_Stated exercise_.
Return all lines below containing the word "yönleri".

[Collection entries]
## begin
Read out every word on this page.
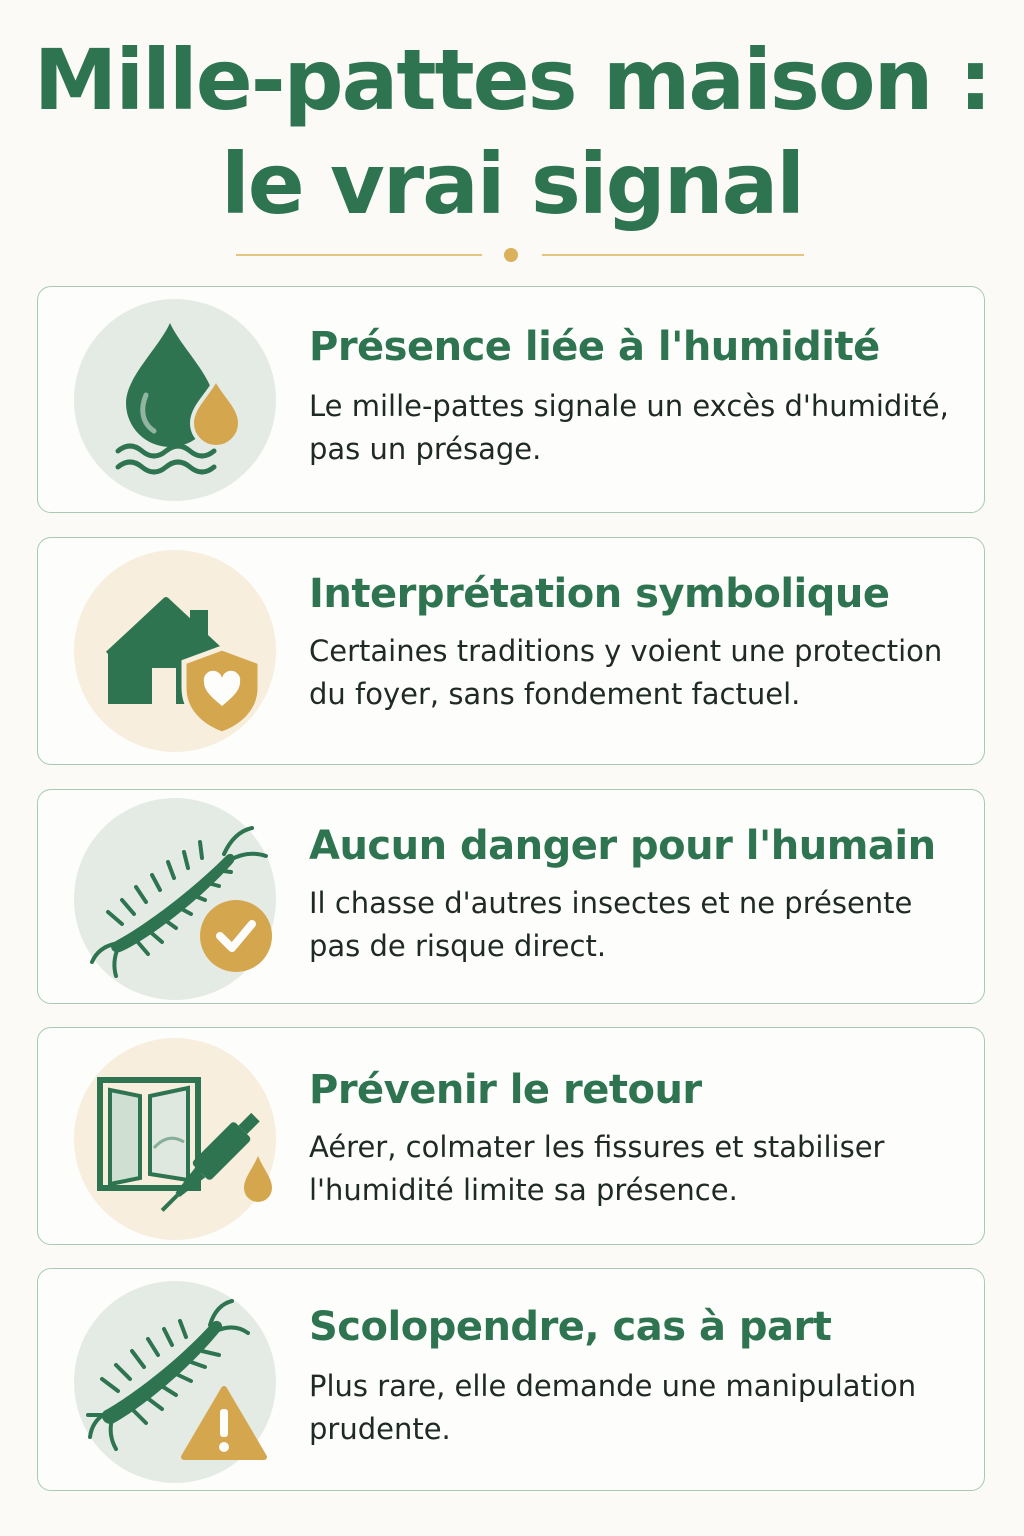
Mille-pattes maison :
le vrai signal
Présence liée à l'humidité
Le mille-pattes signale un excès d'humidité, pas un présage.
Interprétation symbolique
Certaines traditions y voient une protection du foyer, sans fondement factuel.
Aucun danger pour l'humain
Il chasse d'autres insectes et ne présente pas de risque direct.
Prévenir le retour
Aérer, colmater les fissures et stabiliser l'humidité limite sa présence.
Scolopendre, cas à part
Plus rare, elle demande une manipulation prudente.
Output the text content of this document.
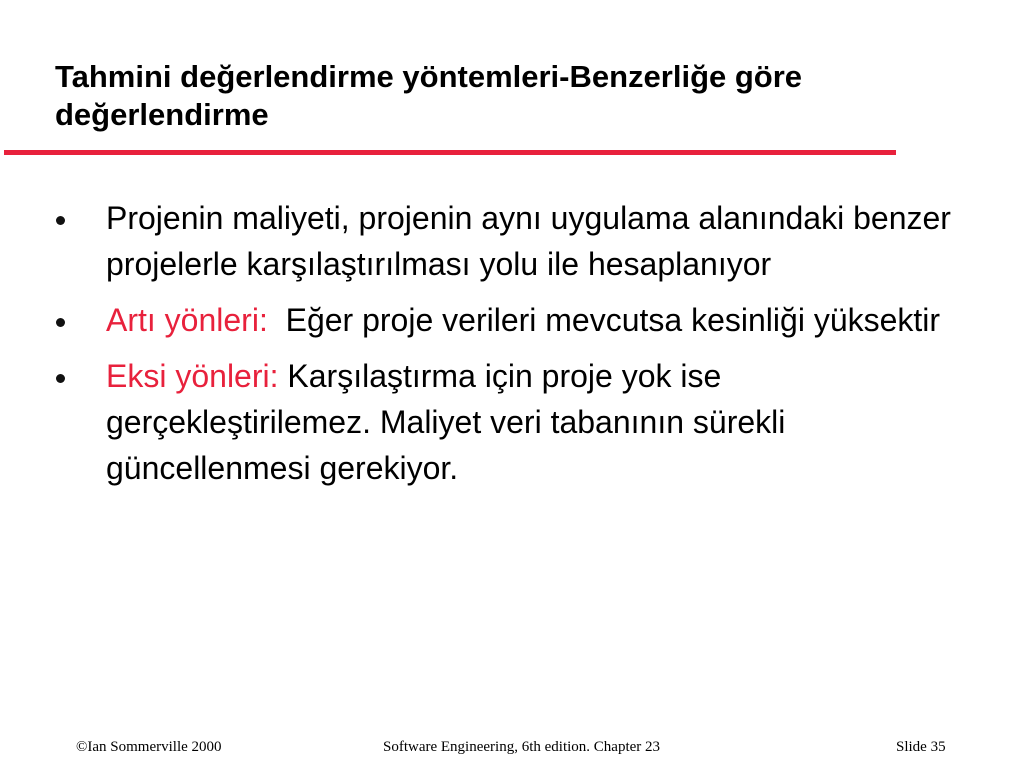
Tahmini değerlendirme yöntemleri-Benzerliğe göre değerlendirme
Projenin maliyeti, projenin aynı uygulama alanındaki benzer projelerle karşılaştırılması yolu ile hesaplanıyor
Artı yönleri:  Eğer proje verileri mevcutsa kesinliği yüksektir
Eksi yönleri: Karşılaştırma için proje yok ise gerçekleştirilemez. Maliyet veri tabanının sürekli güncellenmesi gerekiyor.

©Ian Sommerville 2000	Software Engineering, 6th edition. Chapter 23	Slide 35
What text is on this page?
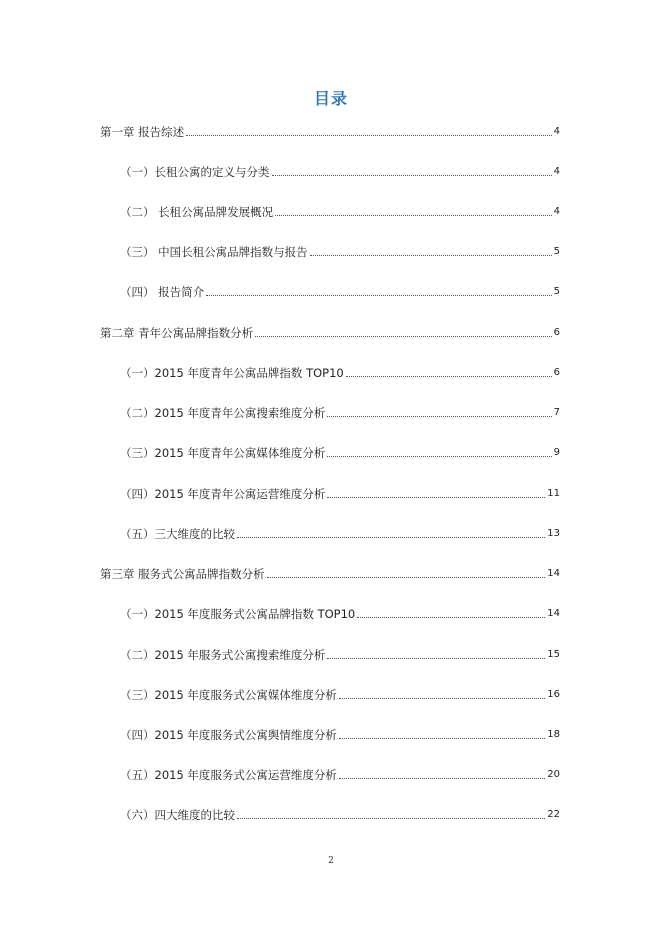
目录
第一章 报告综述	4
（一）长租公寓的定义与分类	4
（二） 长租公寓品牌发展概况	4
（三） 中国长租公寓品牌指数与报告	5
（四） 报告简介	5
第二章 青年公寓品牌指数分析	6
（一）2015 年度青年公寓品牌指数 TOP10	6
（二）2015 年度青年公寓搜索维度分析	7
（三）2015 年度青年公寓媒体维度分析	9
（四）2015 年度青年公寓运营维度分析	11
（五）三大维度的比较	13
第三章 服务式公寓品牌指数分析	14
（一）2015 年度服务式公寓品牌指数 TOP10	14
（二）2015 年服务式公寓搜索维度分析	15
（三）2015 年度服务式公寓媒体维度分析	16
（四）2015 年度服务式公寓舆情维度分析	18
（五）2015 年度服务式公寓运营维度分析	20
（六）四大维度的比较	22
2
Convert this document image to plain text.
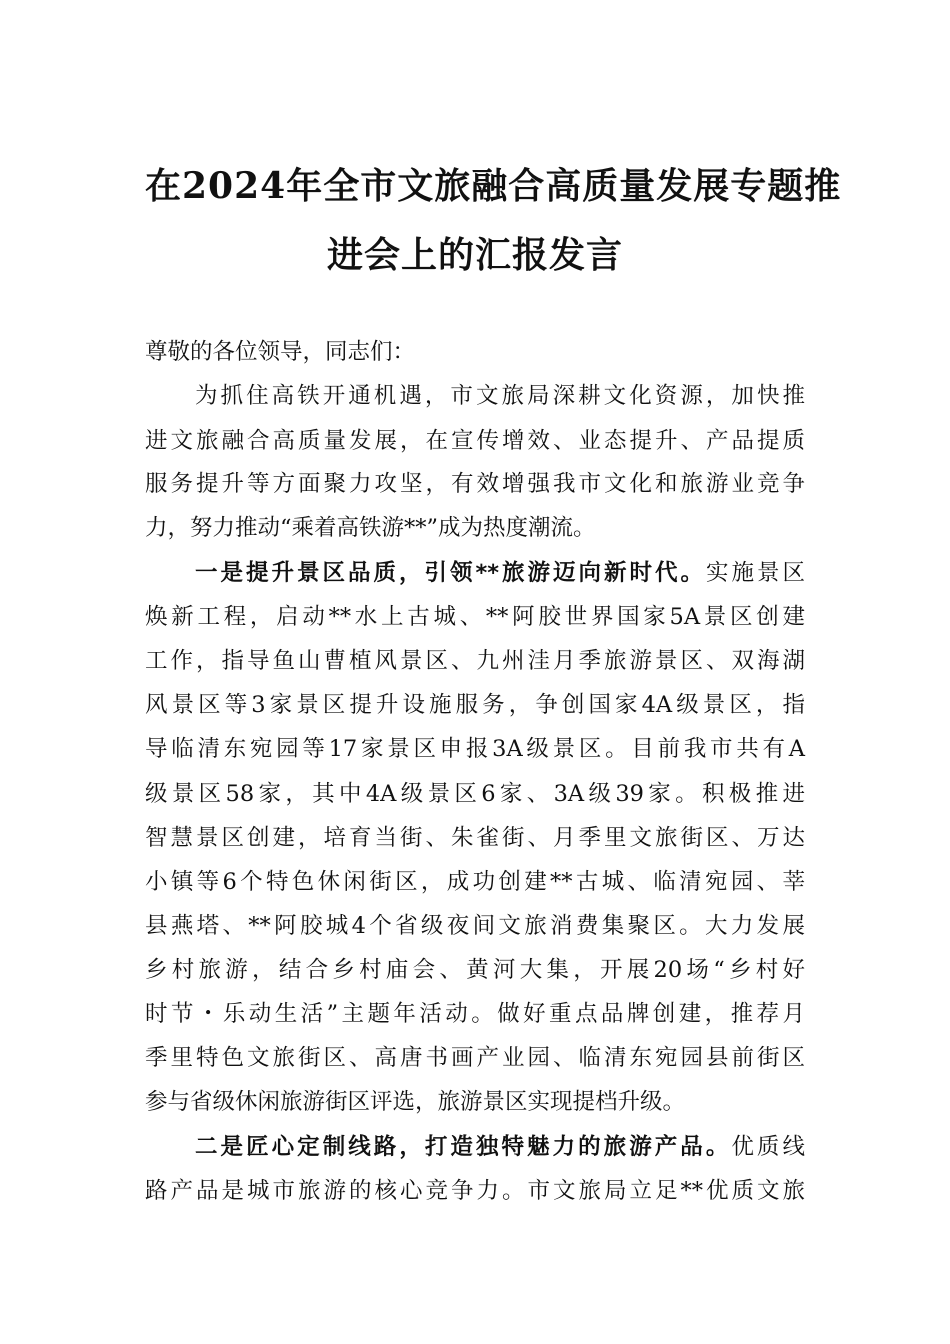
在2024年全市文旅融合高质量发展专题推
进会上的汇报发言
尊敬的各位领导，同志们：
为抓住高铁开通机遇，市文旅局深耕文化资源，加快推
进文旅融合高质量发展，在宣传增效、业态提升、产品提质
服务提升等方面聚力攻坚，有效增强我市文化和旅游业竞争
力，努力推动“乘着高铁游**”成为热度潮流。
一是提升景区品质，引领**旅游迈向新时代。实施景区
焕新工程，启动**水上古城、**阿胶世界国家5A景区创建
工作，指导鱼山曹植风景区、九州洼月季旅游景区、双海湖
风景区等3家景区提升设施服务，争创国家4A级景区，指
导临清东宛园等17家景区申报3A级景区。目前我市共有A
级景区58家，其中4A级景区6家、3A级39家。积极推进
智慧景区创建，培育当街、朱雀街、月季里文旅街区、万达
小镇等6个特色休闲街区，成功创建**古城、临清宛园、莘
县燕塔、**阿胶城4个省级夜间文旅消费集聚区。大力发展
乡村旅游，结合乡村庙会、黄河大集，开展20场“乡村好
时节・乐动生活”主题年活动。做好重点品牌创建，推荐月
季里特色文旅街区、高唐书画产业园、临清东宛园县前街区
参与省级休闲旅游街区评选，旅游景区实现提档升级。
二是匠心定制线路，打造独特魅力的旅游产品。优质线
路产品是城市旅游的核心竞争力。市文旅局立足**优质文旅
## end
_Reply to the exercise_.
Artı yönleri:  Eğer proje verileri mevcutsa kesinliği yüksektir
Eksi yönleri: Karşılaştırma için proje yok ise gerçekleştirilemez. Maliyet veri tabanının sürekli güncellenmesi gerekiyor.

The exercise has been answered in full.